+++ Input material

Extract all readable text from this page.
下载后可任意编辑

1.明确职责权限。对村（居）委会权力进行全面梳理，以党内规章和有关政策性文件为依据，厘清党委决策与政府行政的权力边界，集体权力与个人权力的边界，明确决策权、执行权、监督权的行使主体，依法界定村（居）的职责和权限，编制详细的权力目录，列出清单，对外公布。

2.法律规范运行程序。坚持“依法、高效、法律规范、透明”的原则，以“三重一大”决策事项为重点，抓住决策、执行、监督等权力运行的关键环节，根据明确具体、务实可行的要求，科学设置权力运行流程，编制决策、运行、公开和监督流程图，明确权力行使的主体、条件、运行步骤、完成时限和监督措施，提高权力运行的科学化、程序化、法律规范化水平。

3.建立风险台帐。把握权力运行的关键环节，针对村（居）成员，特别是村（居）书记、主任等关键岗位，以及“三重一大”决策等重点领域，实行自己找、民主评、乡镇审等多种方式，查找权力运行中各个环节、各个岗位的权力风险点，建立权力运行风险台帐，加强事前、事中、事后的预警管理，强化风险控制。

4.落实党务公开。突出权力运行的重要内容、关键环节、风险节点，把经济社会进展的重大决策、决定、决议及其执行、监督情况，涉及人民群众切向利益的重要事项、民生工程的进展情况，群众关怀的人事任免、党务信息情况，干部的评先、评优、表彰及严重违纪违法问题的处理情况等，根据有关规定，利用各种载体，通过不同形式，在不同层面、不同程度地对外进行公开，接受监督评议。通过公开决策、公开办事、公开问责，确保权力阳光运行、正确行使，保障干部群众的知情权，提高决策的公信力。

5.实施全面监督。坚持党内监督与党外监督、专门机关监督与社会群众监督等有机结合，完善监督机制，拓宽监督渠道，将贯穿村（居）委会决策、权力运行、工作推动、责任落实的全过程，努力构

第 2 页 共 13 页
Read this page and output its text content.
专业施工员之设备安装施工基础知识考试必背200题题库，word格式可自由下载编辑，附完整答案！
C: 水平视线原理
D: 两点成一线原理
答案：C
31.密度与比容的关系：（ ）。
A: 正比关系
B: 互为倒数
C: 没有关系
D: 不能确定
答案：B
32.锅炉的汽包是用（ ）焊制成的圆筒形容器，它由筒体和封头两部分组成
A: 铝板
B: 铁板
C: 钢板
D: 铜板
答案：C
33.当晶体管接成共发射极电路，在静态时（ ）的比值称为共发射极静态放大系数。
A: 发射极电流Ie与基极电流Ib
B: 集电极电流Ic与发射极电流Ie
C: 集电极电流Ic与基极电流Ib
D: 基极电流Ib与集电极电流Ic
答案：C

++++++

§ Task directions:
Reproduce every line of the material above exactly.

§ Final answer:
Extract all readable text from this page.
下载后可任意编辑

1.明确职责权限。对村（居）委会权力进行全面梳理，以党内规章和有关政策性文件为依据，厘清党委决策与政府行政的权力边界，集体权力与个人权力的边界，明确决策权、执行权、监督权的行使主体，依法界定村（居）的职责和权限，编制详细的权力目录，列出清单，对外公布。

2.法律规范运行程序。坚持“依法、高效、法律规范、透明”的原则，以“三重一大”决策事项为重点，抓住决策、执行、监督等权力运行的关键环节，根据明确具体、务实可行的要求，科学设置权力运行流程，编制决策、运行、公开和监督流程图，明确权力行使的主体、条件、运行步骤、完成时限和监督措施，提高权力运行的科学化、程序化、法律规范化水平。

3.建立风险台帐。把握权力运行的关键环节，针对村（居）成员，特别是村（居）书记、主任等关键岗位，以及“三重一大”决策等重点领域，实行自己找、民主评、乡镇审等多种方式，查找权力运行中各个环节、各个岗位的权力风险点，建立权力运行风险台帐，加强事前、事中、事后的预警管理，强化风险控制。

4.落实党务公开。突出权力运行的重要内容、关键环节、风险节点，把经济社会进展的重大决策、决定、决议及其执行、监督情况，涉及人民群众切向利益的重要事项、民生工程的进展情况，群众关怀的人事任免、党务信息情况，干部的评先、评优、表彰及严重违纪违法问题的处理情况等，根据有关规定，利用各种载体，通过不同形式，在不同层面、不同程度地对外进行公开，接受监督评议。通过公开决策、公开办事、公开问责，确保权力阳光运行、正确行使，保障干部群众的知情权，提高决策的公信力。

5.实施全面监督。坚持党内监督与党外监督、专门机关监督与社会群众监督等有机结合，完善监督机制，拓宽监督渠道，将贯穿村（居）委会决策、权力运行、工作推动、责任落实的全过程，努力构

第 2 页 共 13 页
Read this page and output its text content.
专业施工员之设备安装施工基础知识考试必背200题题库，word格式可自由下载编辑，附完整答案！
C: 水平视线原理
D: 两点成一线原理
答案：C
31.密度与比容的关系：（ ）。
A: 正比关系
B: 互为倒数
C: 没有关系
D: 不能确定
答案：B
32.锅炉的汽包是用（ ）焊制成的圆筒形容器，它由筒体和封头两部分组成
A: 铝板
B: 铁板
C: 钢板
D: 铜板
答案：C
33.当晶体管接成共发射极电路，在静态时（ ）的比值称为共发射极静态放大系数。
A: 发射极电流Ie与基极电流Ib
B: 集电极电流Ic与发射极电流Ie
C: 集电极电流Ic与基极电流Ib
D: 基极电流Ib与集电极电流Ic
答案：C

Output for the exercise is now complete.